§ **What you will do**
Among the lines below, count those with "Самообразование". Give only the number.

§ **Records provided**
* * *
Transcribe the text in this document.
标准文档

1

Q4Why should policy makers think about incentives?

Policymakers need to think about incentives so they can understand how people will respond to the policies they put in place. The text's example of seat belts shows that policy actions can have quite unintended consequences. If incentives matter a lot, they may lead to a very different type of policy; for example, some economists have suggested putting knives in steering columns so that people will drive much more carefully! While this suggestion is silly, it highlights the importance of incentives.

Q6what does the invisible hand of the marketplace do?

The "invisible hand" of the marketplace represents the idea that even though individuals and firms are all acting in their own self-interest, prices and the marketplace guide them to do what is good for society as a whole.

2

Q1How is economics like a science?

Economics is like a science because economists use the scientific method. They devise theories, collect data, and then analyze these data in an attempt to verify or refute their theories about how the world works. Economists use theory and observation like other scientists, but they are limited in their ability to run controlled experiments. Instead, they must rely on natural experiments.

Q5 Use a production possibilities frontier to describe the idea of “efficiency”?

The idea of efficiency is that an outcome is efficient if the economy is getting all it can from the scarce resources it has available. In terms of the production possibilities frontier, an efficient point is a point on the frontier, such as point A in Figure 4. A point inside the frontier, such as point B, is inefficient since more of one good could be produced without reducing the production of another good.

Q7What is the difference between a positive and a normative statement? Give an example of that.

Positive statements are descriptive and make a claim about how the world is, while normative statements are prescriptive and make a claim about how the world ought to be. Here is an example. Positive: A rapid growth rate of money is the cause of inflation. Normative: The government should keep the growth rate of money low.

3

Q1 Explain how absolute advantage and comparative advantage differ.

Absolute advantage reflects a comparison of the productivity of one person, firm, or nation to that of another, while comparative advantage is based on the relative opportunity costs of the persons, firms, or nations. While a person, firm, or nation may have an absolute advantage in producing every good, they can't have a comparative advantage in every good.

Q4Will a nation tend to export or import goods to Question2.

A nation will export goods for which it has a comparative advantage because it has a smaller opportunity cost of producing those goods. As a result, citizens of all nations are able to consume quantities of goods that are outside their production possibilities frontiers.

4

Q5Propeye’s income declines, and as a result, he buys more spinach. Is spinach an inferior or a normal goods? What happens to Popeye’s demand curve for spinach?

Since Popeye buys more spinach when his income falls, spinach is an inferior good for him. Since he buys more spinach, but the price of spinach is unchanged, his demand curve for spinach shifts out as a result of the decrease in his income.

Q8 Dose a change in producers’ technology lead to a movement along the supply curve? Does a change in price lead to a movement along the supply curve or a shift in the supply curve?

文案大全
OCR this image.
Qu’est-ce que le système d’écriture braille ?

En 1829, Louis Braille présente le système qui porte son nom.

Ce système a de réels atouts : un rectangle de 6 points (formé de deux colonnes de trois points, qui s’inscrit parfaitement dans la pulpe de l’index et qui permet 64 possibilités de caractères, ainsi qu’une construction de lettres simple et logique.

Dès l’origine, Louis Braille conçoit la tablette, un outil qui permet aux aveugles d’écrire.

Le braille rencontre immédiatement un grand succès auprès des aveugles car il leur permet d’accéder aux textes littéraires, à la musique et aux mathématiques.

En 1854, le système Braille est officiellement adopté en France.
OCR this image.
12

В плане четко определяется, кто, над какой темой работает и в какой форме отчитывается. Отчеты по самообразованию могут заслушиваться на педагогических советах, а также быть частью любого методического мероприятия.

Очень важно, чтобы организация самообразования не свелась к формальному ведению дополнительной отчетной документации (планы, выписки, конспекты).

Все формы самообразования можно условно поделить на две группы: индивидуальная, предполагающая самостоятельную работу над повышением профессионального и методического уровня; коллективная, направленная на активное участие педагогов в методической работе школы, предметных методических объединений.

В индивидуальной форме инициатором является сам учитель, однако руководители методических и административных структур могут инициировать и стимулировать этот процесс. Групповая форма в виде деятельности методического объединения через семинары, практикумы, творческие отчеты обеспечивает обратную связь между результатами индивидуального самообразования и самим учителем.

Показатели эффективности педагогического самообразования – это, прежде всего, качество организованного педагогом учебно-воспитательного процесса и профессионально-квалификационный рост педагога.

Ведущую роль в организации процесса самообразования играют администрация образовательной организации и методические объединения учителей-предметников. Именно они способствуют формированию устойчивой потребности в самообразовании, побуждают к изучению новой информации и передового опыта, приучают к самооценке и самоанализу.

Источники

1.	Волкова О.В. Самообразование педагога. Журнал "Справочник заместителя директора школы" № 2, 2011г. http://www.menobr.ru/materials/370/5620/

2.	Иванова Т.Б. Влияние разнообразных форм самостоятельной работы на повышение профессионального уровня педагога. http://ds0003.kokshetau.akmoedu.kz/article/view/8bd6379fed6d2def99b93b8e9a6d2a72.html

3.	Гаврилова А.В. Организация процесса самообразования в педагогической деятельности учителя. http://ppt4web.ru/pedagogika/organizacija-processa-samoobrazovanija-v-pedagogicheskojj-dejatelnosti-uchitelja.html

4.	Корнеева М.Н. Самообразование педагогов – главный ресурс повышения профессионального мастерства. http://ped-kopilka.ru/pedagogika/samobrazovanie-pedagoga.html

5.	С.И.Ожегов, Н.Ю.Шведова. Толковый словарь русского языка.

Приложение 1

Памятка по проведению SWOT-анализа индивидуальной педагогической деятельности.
* * *
§ **Problem solution**
2